Task directions.
Gather all lines in the data that hold the string "hint".

Supplied material.
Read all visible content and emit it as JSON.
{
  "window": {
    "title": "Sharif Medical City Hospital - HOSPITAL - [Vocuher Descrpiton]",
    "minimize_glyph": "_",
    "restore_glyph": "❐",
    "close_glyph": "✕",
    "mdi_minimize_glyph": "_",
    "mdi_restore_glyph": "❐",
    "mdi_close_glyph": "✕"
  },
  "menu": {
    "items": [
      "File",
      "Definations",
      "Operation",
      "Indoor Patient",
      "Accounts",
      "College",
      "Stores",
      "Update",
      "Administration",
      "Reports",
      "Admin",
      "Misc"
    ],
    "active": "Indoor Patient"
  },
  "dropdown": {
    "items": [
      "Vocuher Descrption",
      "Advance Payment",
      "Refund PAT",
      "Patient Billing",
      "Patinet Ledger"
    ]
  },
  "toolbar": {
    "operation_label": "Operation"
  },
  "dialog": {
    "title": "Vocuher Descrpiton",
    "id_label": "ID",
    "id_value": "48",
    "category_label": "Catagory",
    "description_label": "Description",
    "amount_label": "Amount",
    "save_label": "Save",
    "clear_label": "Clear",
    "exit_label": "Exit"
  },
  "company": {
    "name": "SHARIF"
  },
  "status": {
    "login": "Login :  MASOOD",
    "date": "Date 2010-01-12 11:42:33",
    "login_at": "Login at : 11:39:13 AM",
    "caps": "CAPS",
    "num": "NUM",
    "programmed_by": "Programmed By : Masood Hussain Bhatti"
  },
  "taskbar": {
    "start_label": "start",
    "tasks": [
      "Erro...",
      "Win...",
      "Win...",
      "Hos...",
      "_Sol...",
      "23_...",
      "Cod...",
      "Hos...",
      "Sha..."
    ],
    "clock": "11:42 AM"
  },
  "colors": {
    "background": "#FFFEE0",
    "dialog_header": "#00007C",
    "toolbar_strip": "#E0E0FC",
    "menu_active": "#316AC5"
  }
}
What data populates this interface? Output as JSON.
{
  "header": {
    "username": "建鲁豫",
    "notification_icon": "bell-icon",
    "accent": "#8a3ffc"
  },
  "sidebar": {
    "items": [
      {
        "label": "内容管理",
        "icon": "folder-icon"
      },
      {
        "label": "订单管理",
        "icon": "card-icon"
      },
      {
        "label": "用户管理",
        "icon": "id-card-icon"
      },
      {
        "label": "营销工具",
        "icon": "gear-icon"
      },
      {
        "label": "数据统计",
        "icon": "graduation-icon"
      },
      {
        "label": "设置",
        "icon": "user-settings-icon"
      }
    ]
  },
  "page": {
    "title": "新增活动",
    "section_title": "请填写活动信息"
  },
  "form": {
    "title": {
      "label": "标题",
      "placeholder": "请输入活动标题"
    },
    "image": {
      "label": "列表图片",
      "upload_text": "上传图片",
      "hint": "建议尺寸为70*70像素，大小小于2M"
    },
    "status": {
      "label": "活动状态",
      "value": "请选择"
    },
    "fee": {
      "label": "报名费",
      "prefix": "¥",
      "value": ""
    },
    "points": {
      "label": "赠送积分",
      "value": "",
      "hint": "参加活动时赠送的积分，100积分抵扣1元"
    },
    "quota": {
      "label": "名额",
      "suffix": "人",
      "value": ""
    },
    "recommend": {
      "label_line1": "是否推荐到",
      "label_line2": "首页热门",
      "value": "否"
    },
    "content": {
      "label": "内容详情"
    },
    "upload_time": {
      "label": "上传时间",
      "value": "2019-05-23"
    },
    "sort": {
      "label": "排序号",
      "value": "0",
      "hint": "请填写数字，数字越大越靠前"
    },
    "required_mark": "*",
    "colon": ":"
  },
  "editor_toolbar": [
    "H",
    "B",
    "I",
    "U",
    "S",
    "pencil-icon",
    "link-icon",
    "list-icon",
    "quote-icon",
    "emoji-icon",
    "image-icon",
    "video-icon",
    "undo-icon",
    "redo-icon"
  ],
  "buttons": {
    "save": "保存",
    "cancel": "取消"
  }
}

Solved exercise.
      "hint": "建议尺寸为70*70像素，大小小于2M"
      "hint": "参加活动时赠送的积分，100积分抵扣1元"
      "hint": "请填写数字，数字越大越靠前"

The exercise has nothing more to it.